begin Excerpted records
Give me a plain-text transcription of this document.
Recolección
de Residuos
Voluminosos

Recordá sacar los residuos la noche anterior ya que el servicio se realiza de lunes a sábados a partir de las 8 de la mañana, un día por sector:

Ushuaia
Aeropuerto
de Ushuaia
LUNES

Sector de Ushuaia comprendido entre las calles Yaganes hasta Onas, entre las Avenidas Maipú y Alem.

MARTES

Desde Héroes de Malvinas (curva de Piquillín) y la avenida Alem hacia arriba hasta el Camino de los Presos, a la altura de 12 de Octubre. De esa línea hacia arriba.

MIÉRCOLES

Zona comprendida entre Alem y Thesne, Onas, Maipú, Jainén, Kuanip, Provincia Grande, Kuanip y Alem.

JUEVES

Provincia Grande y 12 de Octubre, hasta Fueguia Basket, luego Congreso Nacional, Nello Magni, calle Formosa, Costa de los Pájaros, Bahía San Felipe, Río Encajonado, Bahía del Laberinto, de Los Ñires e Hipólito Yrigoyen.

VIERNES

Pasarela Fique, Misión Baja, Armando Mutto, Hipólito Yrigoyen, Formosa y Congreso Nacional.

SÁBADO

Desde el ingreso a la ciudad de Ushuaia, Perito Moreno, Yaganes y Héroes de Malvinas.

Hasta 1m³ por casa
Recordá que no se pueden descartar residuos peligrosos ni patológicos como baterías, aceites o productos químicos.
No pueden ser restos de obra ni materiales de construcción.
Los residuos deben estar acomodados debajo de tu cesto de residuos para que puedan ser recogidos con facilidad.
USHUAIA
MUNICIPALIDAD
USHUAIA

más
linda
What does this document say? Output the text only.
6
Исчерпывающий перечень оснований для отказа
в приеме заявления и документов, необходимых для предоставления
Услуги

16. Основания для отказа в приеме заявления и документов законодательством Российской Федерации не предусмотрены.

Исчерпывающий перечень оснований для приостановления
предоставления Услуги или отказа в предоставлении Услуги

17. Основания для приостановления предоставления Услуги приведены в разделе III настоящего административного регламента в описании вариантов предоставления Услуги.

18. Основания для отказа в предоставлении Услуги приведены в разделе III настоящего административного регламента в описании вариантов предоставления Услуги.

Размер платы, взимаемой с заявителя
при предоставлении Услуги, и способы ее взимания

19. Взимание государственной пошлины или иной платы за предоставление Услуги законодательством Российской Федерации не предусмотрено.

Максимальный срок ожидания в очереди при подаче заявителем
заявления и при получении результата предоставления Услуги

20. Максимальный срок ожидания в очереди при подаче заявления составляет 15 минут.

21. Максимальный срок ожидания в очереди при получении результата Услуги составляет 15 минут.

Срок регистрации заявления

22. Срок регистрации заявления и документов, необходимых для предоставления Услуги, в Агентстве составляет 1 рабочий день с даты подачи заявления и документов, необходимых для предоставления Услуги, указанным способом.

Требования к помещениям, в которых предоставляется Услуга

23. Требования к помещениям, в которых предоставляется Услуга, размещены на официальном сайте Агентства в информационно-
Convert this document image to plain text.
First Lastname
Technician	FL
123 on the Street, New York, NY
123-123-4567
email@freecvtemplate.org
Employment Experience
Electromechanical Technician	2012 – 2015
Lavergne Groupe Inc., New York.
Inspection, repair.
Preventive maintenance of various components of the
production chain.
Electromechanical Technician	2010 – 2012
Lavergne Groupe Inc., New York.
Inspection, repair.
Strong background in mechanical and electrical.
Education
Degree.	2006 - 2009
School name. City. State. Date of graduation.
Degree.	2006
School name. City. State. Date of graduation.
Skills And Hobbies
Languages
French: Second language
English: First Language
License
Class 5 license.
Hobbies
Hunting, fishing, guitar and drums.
end Excerpted records
**Aim:**
Print the entries exactly. Include every one.

**Task output:**
Give me a plain-text transcription of this document.
Recolección
de Residuos
Voluminosos

Recordá sacar los residuos la noche anterior ya que el servicio se realiza de lunes a sábados a partir de las 8 de la mañana, un día por sector:

Ushuaia
Aeropuerto
de Ushuaia
LUNES

Sector de Ushuaia comprendido entre las calles Yaganes hasta Onas, entre las Avenidas Maipú y Alem.

MARTES

Desde Héroes de Malvinas (curva de Piquillín) y la avenida Alem hacia arriba hasta el Camino de los Presos, a la altura de 12 de Octubre. De esa línea hacia arriba.

MIÉRCOLES

Zona comprendida entre Alem y Thesne, Onas, Maipú, Jainén, Kuanip, Provincia Grande, Kuanip y Alem.

JUEVES

Provincia Grande y 12 de Octubre, hasta Fueguia Basket, luego Congreso Nacional, Nello Magni, calle Formosa, Costa de los Pájaros, Bahía San Felipe, Río Encajonado, Bahía del Laberinto, de Los Ñires e Hipólito Yrigoyen.

VIERNES

Pasarela Fique, Misión Baja, Armando Mutto, Hipólito Yrigoyen, Formosa y Congreso Nacional.

SÁBADO

Desde el ingreso a la ciudad de Ushuaia, Perito Moreno, Yaganes y Héroes de Malvinas.

Hasta 1m³ por casa
Recordá que no se pueden descartar residuos peligrosos ni patológicos como baterías, aceites o productos químicos.
No pueden ser restos de obra ni materiales de construcción.
Los residuos deben estar acomodados debajo de tu cesto de residuos para que puedan ser recogidos con facilidad.
USHUAIA
MUNICIPALIDAD
USHUAIA

más
linda
What does this document say? Output the text only.
6
Исчерпывающий перечень оснований для отказа
в приеме заявления и документов, необходимых для предоставления
Услуги

16. Основания для отказа в приеме заявления и документов законодательством Российской Федерации не предусмотрены.

Исчерпывающий перечень оснований для приостановления
предоставления Услуги или отказа в предоставлении Услуги

17. Основания для приостановления предоставления Услуги приведены в разделе III настоящего административного регламента в описании вариантов предоставления Услуги.

18. Основания для отказа в предоставлении Услуги приведены в разделе III настоящего административного регламента в описании вариантов предоставления Услуги.

Размер платы, взимаемой с заявителя
при предоставлении Услуги, и способы ее взимания

19. Взимание государственной пошлины или иной платы за предоставление Услуги законодательством Российской Федерации не предусмотрено.

Максимальный срок ожидания в очереди при подаче заявителем
заявления и при получении результата предоставления Услуги

20. Максимальный срок ожидания в очереди при подаче заявления составляет 15 минут.

21. Максимальный срок ожидания в очереди при получении результата Услуги составляет 15 минут.

Срок регистрации заявления

22. Срок регистрации заявления и документов, необходимых для предоставления Услуги, в Агентстве составляет 1 рабочий день с даты подачи заявления и документов, необходимых для предоставления Услуги, указанным способом.

Требования к помещениям, в которых предоставляется Услуга

23. Требования к помещениям, в которых предоставляется Услуга, размещены на официальном сайте Агентства в информационно-
Convert this document image to plain text.
First Lastname
Technician	FL
123 on the Street, New York, NY
123-123-4567
email@freecvtemplate.org
Employment Experience
Electromechanical Technician	2012 – 2015
Lavergne Groupe Inc., New York.
Inspection, repair.
Preventive maintenance of various components of the
production chain.
Electromechanical Technician	2010 – 2012
Lavergne Groupe Inc., New York.
Inspection, repair.
Strong background in mechanical and electrical.
Education
Degree.	2006 - 2009
School name. City. State. Date of graduation.
Degree.	2006
School name. City. State. Date of graduation.
Skills And Hobbies
Languages
French: Second language
English: First Language
License
Class 5 license.
Hobbies
Hunting, fishing, guitar and drums.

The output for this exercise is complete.